• [Stored data entries]:
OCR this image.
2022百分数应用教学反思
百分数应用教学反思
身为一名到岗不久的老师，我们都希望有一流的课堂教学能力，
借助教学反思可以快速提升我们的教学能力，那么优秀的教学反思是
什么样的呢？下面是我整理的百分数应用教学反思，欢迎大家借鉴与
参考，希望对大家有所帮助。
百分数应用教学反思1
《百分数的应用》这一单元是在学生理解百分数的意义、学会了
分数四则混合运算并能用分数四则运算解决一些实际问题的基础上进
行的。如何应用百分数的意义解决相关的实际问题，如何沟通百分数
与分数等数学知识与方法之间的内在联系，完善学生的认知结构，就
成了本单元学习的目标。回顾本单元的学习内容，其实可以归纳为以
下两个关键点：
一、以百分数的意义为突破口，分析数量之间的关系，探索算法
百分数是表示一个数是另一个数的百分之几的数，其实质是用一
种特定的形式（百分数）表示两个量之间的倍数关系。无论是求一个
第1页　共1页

• [DIRECTIONS FOR THIS TASK]: Make an exact copy of all the data.

• [THE OUTPUT]:
OCR this image.
2022百分数应用教学反思
百分数应用教学反思
身为一名到岗不久的老师，我们都希望有一流的课堂教学能力，
借助教学反思可以快速提升我们的教学能力，那么优秀的教学反思是
什么样的呢？下面是我整理的百分数应用教学反思，欢迎大家借鉴与
参考，希望对大家有所帮助。
百分数应用教学反思1
《百分数的应用》这一单元是在学生理解百分数的意义、学会了
分数四则混合运算并能用分数四则运算解决一些实际问题的基础上进
行的。如何应用百分数的意义解决相关的实际问题，如何沟通百分数
与分数等数学知识与方法之间的内在联系，完善学生的认知结构，就
成了本单元学习的目标。回顾本单元的学习内容，其实可以归纳为以
下两个关键点：
一、以百分数的意义为突破口，分析数量之间的关系，探索算法
百分数是表示一个数是另一个数的百分之几的数，其实质是用一
种特定的形式（百分数）表示两个量之间的倍数关系。无论是求一个
第1页　共1页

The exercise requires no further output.